Aim — Omit all pictures, then retype the data exactly as given.

= = =

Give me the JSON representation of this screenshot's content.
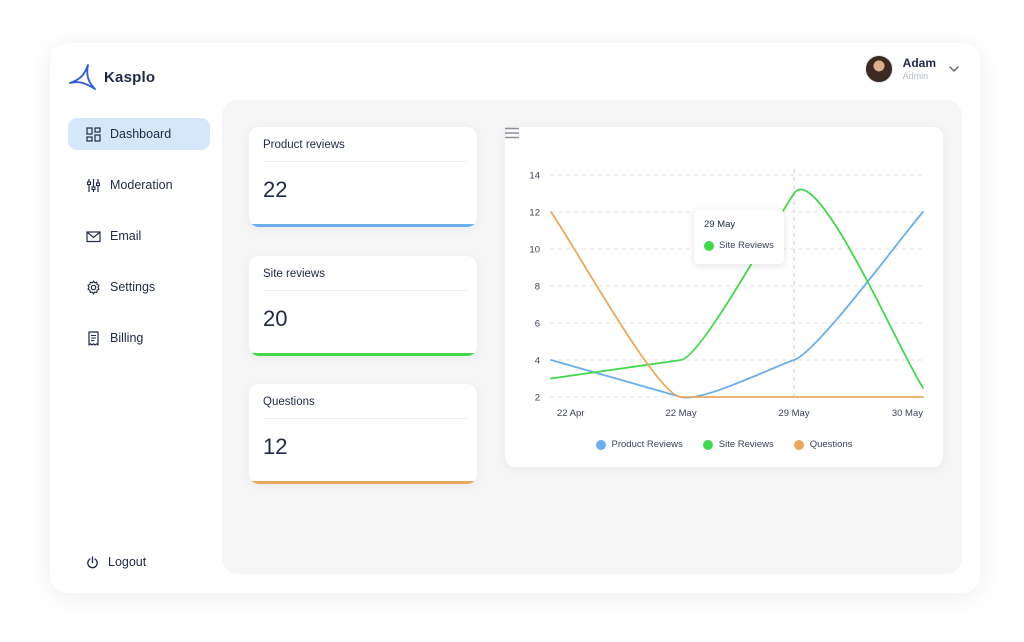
{
  "brand": {
    "name": "Kasplo",
    "accent": "#2f5bd8"
  },
  "user": {
    "name": "Adam",
    "role": "Admin"
  },
  "sidebar": {
    "items": [
      {
        "label": "Dashboard",
        "icon": "grid-icon",
        "active": true
      },
      {
        "label": "Moderation",
        "icon": "sliders-icon"
      },
      {
        "label": "Email",
        "icon": "mail-icon"
      },
      {
        "label": "Settings",
        "icon": "gear-icon"
      },
      {
        "label": "Billing",
        "icon": "receipt-icon"
      }
    ],
    "logout_label": "Logout"
  },
  "stats": [
    {
      "title": "Product reviews",
      "value": "22",
      "color": "#6aaef0"
    },
    {
      "title": "Site reviews",
      "value": "20",
      "color": "#3fd94b"
    },
    {
      "title": "Questions",
      "value": "12",
      "color": "#e9a95d"
    }
  ],
  "tooltip": {
    "title": "29 May",
    "series": "Site Reviews"
  },
  "chart_data": {
    "type": "line",
    "categories": [
      "22 Apr",
      "22 May",
      "29 May",
      "30 May"
    ],
    "ylim": [
      2,
      14
    ],
    "yticks": [
      2,
      4,
      6,
      8,
      10,
      12,
      14
    ],
    "grid": true,
    "legend_position": "bottom",
    "series": [
      {
        "name": "Product Reviews",
        "color": "#6aaef0",
        "values": [
          4,
          2,
          4,
          12
        ]
      },
      {
        "name": "Site Reviews",
        "color": "#3fd94b",
        "values": [
          3,
          4,
          13,
          2.5
        ]
      },
      {
        "name": "Questions",
        "color": "#e9a95d",
        "values": [
          12,
          2,
          2,
          2
        ]
      }
    ]
  }
}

= = =

Solution —
Give me the JSON representation of this screenshot's content.
{
  "brand": {
    "name": "Kasplo",
    "accent": "#2f5bd8"
  },
  "user": {
    "name": "Adam",
    "role": "Admin"
  },
  "sidebar": {
    "items": [
      {
        "label": "Dashboard",
        "icon": "grid-icon",
        "active": true
      },
      {
        "label": "Moderation",
        "icon": "sliders-icon"
      },
      {
        "label": "Email",
        "icon": "mail-icon"
      },
      {
        "label": "Settings",
        "icon": "gear-icon"
      },
      {
        "label": "Billing",
        "icon": "receipt-icon"
      }
    ],
    "logout_label": "Logout"
  },
  "stats": [
    {
      "title": "Product reviews",
      "value": "22",
      "color": "#6aaef0"
    },
    {
      "title": "Site reviews",
      "value": "20",
      "color": "#3fd94b"
    },
    {
      "title": "Questions",
      "value": "12",
      "color": "#e9a95d"
    }
  ],
  "tooltip": {
    "title": "29 May",
    "series": "Site Reviews"
  },
  "chart_data": {
    "type": "line",
    "categories": [
      "22 Apr",
      "22 May",
      "29 May",
      "30 May"
    ],
    "ylim": [
      2,
      14
    ],
    "yticks": [
      2,
      4,
      6,
      8,
      10,
      12,
      14
    ],
    "grid": true,
    "legend_position": "bottom",
    "series": [
      {
        "name": "Product Reviews",
        "color": "#6aaef0",
        "values": [
          4,
          2,
          4,
          12
        ]
      },
      {
        "name": "Site Reviews",
        "color": "#3fd94b",
        "values": [
          3,
          4,
          13,
          2.5
        ]
      },
      {
        "name": "Questions",
        "color": "#e9a95d",
        "values": [
          12,
          2,
          2,
          2
        ]
      }
    ]
  }
}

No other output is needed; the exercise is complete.